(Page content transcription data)
-------------------------

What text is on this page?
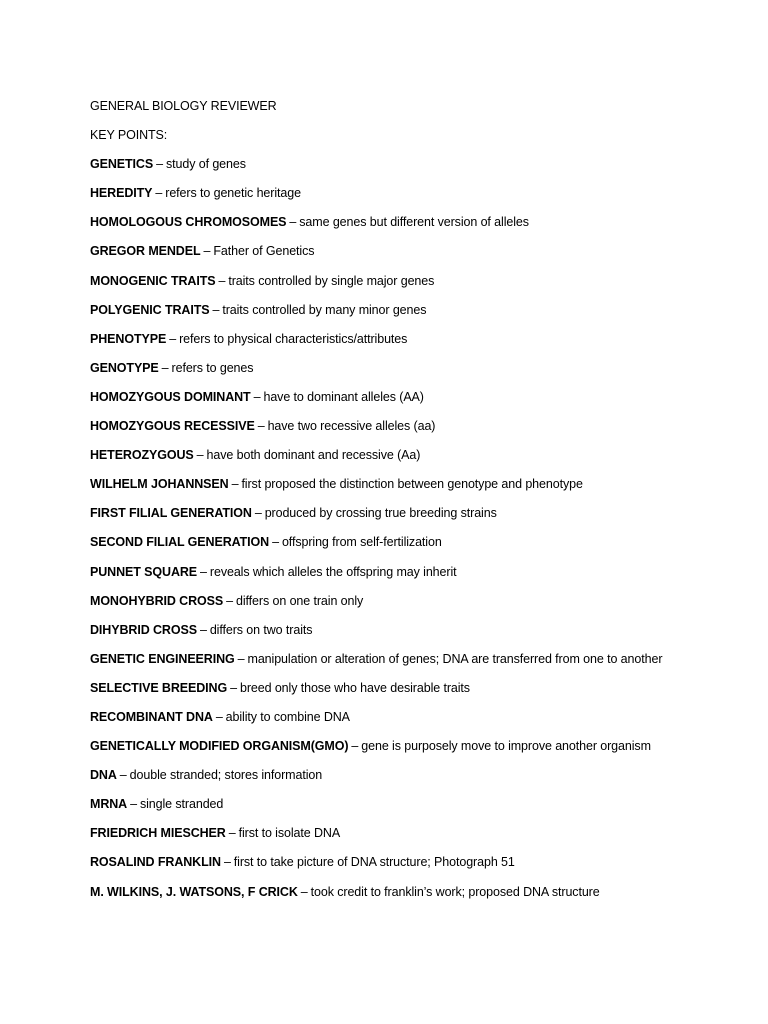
GENERAL BIOLOGY REVIEWER
KEY POINTS:
GENETICS – study of genes
HEREDITY – refers to genetic heritage
HOMOLOGOUS CHROMOSOMES – same genes but different version of alleles
GREGOR MENDEL – Father of Genetics
MONOGENIC TRAITS – traits controlled by single major genes
POLYGENIC TRAITS – traits controlled by many minor genes
PHENOTYPE – refers to physical characteristics/attributes
GENOTYPE – refers to genes
HOMOZYGOUS DOMINANT – have to dominant alleles (AA)
HOMOZYGOUS RECESSIVE – have two recessive alleles (aa)
HETEROZYGOUS – have both dominant and recessive (Aa)
WILHELM JOHANNSEN – first proposed the distinction between genotype and phenotype
FIRST FILIAL GENERATION – produced by crossing true breeding strains
SECOND FILIAL GENERATION – offspring from self-fertilization
PUNNET SQUARE – reveals which alleles the offspring may inherit
MONOHYBRID CROSS – differs on one train only
DIHYBRID CROSS – differs on two traits
GENETIC ENGINEERING – manipulation or alteration of genes; DNA are transferred from one to another
SELECTIVE BREEDING – breed only those who have desirable traits
RECOMBINANT DNA – ability to combine DNA
GENETICALLY MODIFIED ORGANISM(GMO) – gene is purposely move to improve another organism
DNA – double stranded; stores information
MRNA – single stranded
FRIEDRICH MIESCHER – first to isolate DNA
ROSALIND FRANKLIN – first to take picture of DNA structure; Photograph 51
M. WILKINS, J. WATSONS, F CRICK – took credit to franklin’s work; proposed DNA structure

-------------------------

→ **Problem**: A word-for-word copy of all the data, without pictures, is the expected output.

→ **Result for this task**:
What text is on this page?
GENERAL BIOLOGY REVIEWER
KEY POINTS:
GENETICS – study of genes
HEREDITY – refers to genetic heritage
HOMOLOGOUS CHROMOSOMES – same genes but different version of alleles
GREGOR MENDEL – Father of Genetics
MONOGENIC TRAITS – traits controlled by single major genes
POLYGENIC TRAITS – traits controlled by many minor genes
PHENOTYPE – refers to physical characteristics/attributes
GENOTYPE – refers to genes
HOMOZYGOUS DOMINANT – have to dominant alleles (AA)
HOMOZYGOUS RECESSIVE – have two recessive alleles (aa)
HETEROZYGOUS – have both dominant and recessive (Aa)
WILHELM JOHANNSEN – first proposed the distinction between genotype and phenotype
FIRST FILIAL GENERATION – produced by crossing true breeding strains
SECOND FILIAL GENERATION – offspring from self-fertilization
PUNNET SQUARE – reveals which alleles the offspring may inherit
MONOHYBRID CROSS – differs on one train only
DIHYBRID CROSS – differs on two traits
GENETIC ENGINEERING – manipulation or alteration of genes; DNA are transferred from one to another
SELECTIVE BREEDING – breed only those who have desirable traits
RECOMBINANT DNA – ability to combine DNA
GENETICALLY MODIFIED ORGANISM(GMO) – gene is purposely move to improve another organism
DNA – double stranded; stores information
MRNA – single stranded
FRIEDRICH MIESCHER – first to isolate DNA
ROSALIND FRANKLIN – first to take picture of DNA structure; Photograph 51
M. WILKINS, J. WATSONS, F CRICK – took credit to franklin’s work; proposed DNA structure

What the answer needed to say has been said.